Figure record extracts
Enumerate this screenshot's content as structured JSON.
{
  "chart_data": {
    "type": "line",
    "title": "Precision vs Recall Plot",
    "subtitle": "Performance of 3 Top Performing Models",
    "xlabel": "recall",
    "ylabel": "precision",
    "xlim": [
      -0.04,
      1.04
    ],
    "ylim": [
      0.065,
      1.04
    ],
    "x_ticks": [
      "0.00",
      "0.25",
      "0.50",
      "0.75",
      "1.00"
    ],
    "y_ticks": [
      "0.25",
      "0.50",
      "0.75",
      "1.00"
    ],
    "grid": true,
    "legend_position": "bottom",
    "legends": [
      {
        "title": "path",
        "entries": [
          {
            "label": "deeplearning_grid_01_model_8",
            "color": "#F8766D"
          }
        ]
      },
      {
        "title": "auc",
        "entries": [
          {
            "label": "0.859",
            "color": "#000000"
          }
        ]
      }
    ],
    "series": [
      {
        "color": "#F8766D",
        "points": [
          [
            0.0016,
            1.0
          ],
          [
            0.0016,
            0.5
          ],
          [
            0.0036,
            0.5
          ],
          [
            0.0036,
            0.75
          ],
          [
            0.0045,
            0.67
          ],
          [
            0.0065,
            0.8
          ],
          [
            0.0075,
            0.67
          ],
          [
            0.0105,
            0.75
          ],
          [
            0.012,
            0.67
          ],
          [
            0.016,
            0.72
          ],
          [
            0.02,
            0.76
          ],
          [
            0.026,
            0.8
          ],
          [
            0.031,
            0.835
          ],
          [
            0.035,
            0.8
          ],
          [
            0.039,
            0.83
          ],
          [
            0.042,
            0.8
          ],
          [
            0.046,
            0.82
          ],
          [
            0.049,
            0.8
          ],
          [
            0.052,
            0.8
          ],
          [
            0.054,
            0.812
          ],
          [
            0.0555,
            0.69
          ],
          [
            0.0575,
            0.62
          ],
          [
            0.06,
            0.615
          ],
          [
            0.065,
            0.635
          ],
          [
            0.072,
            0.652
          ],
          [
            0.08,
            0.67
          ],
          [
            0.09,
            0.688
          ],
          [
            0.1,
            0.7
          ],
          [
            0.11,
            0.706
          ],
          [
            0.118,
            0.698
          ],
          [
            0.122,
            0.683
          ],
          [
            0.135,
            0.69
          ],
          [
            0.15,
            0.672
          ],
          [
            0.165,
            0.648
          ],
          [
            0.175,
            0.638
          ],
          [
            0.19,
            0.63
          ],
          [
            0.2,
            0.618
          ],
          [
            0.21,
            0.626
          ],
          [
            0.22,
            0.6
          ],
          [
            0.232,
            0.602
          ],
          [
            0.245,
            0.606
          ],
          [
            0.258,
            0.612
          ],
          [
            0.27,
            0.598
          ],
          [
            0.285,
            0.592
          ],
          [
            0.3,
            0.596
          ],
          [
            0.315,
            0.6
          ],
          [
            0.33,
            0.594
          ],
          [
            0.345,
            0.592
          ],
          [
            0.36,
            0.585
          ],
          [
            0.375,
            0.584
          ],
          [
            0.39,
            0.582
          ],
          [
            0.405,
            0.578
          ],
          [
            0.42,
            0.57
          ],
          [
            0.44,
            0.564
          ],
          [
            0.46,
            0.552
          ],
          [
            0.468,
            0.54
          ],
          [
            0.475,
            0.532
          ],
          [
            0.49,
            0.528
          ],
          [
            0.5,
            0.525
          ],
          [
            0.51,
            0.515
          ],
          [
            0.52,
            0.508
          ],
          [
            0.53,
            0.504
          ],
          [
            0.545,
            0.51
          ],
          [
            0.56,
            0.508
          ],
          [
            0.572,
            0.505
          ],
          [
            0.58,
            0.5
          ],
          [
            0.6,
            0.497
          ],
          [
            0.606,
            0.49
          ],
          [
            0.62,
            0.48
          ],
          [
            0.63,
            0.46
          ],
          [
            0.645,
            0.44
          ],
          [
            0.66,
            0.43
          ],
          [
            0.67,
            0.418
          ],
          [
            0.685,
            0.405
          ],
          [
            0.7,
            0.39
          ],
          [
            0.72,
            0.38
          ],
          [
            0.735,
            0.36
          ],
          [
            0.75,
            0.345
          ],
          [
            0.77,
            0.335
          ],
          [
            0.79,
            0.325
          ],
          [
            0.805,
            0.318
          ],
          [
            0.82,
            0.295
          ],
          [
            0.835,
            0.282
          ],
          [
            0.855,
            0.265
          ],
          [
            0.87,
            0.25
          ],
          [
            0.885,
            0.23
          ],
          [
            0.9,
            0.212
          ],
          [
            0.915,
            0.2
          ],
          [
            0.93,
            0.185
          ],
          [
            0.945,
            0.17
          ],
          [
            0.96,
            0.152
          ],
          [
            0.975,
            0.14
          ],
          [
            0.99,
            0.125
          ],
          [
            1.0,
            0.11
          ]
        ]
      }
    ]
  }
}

### What needs to be done
Quote every entry exactly.

### Output of the task
Enumerate this screenshot's content as structured JSON.
{
  "chart_data": {
    "type": "line",
    "title": "Precision vs Recall Plot",
    "subtitle": "Performance of 3 Top Performing Models",
    "xlabel": "recall",
    "ylabel": "precision",
    "xlim": [
      -0.04,
      1.04
    ],
    "ylim": [
      0.065,
      1.04
    ],
    "x_ticks": [
      "0.00",
      "0.25",
      "0.50",
      "0.75",
      "1.00"
    ],
    "y_ticks": [
      "0.25",
      "0.50",
      "0.75",
      "1.00"
    ],
    "grid": true,
    "legend_position": "bottom",
    "legends": [
      {
        "title": "path",
        "entries": [
          {
            "label": "deeplearning_grid_01_model_8",
            "color": "#F8766D"
          }
        ]
      },
      {
        "title": "auc",
        "entries": [
          {
            "label": "0.859",
            "color": "#000000"
          }
        ]
      }
    ],
    "series": [
      {
        "color": "#F8766D",
        "points": [
          [
            0.0016,
            1.0
          ],
          [
            0.0016,
            0.5
          ],
          [
            0.0036,
            0.5
          ],
          [
            0.0036,
            0.75
          ],
          [
            0.0045,
            0.67
          ],
          [
            0.0065,
            0.8
          ],
          [
            0.0075,
            0.67
          ],
          [
            0.0105,
            0.75
          ],
          [
            0.012,
            0.67
          ],
          [
            0.016,
            0.72
          ],
          [
            0.02,
            0.76
          ],
          [
            0.026,
            0.8
          ],
          [
            0.031,
            0.835
          ],
          [
            0.035,
            0.8
          ],
          [
            0.039,
            0.83
          ],
          [
            0.042,
            0.8
          ],
          [
            0.046,
            0.82
          ],
          [
            0.049,
            0.8
          ],
          [
            0.052,
            0.8
          ],
          [
            0.054,
            0.812
          ],
          [
            0.0555,
            0.69
          ],
          [
            0.0575,
            0.62
          ],
          [
            0.06,
            0.615
          ],
          [
            0.065,
            0.635
          ],
          [
            0.072,
            0.652
          ],
          [
            0.08,
            0.67
          ],
          [
            0.09,
            0.688
          ],
          [
            0.1,
            0.7
          ],
          [
            0.11,
            0.706
          ],
          [
            0.118,
            0.698
          ],
          [
            0.122,
            0.683
          ],
          [
            0.135,
            0.69
          ],
          [
            0.15,
            0.672
          ],
          [
            0.165,
            0.648
          ],
          [
            0.175,
            0.638
          ],
          [
            0.19,
            0.63
          ],
          [
            0.2,
            0.618
          ],
          [
            0.21,
            0.626
          ],
          [
            0.22,
            0.6
          ],
          [
            0.232,
            0.602
          ],
          [
            0.245,
            0.606
          ],
          [
            0.258,
            0.612
          ],
          [
            0.27,
            0.598
          ],
          [
            0.285,
            0.592
          ],
          [
            0.3,
            0.596
          ],
          [
            0.315,
            0.6
          ],
          [
            0.33,
            0.594
          ],
          [
            0.345,
            0.592
          ],
          [
            0.36,
            0.585
          ],
          [
            0.375,
            0.584
          ],
          [
            0.39,
            0.582
          ],
          [
            0.405,
            0.578
          ],
          [
            0.42,
            0.57
          ],
          [
            0.44,
            0.564
          ],
          [
            0.46,
            0.552
          ],
          [
            0.468,
            0.54
          ],
          [
            0.475,
            0.532
          ],
          [
            0.49,
            0.528
          ],
          [
            0.5,
            0.525
          ],
          [
            0.51,
            0.515
          ],
          [
            0.52,
            0.508
          ],
          [
            0.53,
            0.504
          ],
          [
            0.545,
            0.51
          ],
          [
            0.56,
            0.508
          ],
          [
            0.572,
            0.505
          ],
          [
            0.58,
            0.5
          ],
          [
            0.6,
            0.497
          ],
          [
            0.606,
            0.49
          ],
          [
            0.62,
            0.48
          ],
          [
            0.63,
            0.46
          ],
          [
            0.645,
            0.44
          ],
          [
            0.66,
            0.43
          ],
          [
            0.67,
            0.418
          ],
          [
            0.685,
            0.405
          ],
          [
            0.7,
            0.39
          ],
          [
            0.72,
            0.38
          ],
          [
            0.735,
            0.36
          ],
          [
            0.75,
            0.345
          ],
          [
            0.77,
            0.335
          ],
          [
            0.79,
            0.325
          ],
          [
            0.805,
            0.318
          ],
          [
            0.82,
            0.295
          ],
          [
            0.835,
            0.282
          ],
          [
            0.855,
            0.265
          ],
          [
            0.87,
            0.25
          ],
          [
            0.885,
            0.23
          ],
          [
            0.9,
            0.212
          ],
          [
            0.915,
            0.2
          ],
          [
            0.93,
            0.185
          ],
          [
            0.945,
            0.17
          ],
          [
            0.96,
            0.152
          ],
          [
            0.975,
            0.14
          ],
          [
            0.99,
            0.125
          ],
          [
            1.0,
            0.11
          ]
        ]
      }
    ]
  }
}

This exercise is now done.